Exercise instructions
Check each line of the material below, and copy it if it holds the string "JSON".

[Data excerpts]
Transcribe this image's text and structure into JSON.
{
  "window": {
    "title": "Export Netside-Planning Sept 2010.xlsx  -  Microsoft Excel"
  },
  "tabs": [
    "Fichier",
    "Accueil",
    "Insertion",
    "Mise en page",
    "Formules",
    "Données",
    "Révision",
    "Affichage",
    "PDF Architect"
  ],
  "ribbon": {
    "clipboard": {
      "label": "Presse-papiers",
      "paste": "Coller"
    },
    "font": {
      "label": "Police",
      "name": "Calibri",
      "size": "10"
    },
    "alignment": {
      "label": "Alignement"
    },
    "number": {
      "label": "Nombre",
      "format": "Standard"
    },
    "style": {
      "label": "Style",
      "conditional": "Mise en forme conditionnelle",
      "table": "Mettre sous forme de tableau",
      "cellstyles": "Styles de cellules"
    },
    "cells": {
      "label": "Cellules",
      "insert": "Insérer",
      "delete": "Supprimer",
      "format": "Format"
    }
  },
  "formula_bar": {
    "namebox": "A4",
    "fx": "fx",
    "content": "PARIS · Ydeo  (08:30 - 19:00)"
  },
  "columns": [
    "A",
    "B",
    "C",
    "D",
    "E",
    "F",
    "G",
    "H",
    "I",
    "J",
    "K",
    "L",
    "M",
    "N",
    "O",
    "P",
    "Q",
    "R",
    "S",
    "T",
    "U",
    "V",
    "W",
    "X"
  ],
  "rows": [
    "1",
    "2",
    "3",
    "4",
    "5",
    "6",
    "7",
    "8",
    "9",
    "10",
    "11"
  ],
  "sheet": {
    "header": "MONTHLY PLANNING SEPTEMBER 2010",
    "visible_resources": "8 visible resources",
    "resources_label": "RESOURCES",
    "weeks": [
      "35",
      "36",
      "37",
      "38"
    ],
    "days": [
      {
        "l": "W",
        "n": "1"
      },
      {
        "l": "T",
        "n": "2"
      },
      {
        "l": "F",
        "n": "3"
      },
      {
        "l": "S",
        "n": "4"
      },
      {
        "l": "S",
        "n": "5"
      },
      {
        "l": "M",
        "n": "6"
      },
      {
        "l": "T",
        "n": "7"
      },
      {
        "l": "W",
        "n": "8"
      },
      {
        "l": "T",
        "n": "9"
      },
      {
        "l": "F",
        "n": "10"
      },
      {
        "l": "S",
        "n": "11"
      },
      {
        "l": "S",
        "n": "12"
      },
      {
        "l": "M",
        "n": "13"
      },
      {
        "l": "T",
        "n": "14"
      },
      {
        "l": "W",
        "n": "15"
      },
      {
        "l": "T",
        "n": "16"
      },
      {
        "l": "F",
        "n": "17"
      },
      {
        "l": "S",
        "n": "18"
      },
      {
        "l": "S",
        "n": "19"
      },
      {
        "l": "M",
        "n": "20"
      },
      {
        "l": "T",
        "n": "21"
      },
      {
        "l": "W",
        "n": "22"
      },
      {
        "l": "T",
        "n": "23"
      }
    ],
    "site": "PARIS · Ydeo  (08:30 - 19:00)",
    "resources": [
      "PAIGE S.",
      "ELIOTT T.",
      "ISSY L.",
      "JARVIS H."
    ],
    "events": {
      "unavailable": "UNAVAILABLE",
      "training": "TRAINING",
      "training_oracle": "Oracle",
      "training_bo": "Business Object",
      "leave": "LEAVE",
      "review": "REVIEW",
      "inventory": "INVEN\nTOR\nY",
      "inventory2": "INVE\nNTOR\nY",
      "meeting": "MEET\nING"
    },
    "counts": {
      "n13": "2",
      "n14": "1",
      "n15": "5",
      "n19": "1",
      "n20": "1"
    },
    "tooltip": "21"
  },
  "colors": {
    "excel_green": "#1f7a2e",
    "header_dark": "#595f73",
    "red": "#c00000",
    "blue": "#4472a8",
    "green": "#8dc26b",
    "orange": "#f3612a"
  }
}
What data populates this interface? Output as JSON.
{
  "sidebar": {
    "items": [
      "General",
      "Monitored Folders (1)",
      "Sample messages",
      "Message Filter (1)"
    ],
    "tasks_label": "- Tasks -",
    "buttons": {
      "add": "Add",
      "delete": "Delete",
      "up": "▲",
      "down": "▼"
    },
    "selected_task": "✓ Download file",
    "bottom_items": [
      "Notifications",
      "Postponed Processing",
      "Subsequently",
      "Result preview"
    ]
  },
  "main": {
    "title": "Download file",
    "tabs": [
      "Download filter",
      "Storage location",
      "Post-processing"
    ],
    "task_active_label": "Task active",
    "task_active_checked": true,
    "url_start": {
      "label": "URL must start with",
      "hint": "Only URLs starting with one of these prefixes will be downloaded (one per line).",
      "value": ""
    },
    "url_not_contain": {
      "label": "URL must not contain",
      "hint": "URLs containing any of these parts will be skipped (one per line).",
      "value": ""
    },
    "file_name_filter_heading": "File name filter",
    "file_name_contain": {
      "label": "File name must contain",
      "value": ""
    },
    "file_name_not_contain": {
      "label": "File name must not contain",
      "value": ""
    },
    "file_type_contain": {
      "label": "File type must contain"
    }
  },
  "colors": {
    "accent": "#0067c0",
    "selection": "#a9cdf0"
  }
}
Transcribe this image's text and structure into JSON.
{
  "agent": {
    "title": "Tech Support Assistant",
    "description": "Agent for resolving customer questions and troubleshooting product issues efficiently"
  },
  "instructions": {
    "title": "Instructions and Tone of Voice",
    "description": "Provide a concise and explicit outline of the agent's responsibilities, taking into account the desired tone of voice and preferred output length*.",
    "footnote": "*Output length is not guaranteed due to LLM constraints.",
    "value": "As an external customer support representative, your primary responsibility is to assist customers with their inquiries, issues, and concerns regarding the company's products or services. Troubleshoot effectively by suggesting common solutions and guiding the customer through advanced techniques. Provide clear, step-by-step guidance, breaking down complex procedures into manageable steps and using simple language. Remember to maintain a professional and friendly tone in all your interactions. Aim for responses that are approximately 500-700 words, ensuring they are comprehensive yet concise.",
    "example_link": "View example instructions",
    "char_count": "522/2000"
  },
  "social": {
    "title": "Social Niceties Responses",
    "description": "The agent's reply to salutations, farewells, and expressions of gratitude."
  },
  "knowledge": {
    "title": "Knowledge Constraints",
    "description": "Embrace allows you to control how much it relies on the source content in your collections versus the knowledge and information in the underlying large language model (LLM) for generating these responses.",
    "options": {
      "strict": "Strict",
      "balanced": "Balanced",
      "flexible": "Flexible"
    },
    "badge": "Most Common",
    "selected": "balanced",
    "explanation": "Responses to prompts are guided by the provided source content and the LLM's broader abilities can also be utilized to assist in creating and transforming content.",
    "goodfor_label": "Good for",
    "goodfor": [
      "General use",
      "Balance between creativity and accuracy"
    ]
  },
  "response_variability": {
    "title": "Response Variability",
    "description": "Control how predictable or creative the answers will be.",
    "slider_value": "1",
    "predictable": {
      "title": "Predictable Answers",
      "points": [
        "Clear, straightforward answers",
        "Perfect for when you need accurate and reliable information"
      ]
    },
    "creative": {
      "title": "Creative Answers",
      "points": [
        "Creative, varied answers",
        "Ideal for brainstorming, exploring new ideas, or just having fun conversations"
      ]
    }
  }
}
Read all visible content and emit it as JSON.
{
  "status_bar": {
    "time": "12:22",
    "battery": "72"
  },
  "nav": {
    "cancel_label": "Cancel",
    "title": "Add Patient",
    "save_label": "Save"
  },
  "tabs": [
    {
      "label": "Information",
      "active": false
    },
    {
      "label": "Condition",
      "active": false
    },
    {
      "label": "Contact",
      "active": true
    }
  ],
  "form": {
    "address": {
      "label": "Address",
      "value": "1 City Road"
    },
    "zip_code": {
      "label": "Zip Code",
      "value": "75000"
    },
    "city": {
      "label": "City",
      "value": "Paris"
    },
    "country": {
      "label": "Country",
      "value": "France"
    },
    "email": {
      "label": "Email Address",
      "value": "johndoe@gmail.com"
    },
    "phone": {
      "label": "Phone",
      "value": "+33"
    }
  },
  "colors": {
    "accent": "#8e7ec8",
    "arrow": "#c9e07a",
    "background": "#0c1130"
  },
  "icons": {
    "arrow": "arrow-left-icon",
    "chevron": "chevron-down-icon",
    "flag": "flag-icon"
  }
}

Solution to this problem
Transcribe this image's text and structure into JSON.
What data populates this interface? Output as JSON.
Transcribe this image's text and structure into JSON.
Read all visible content and emit it as JSON.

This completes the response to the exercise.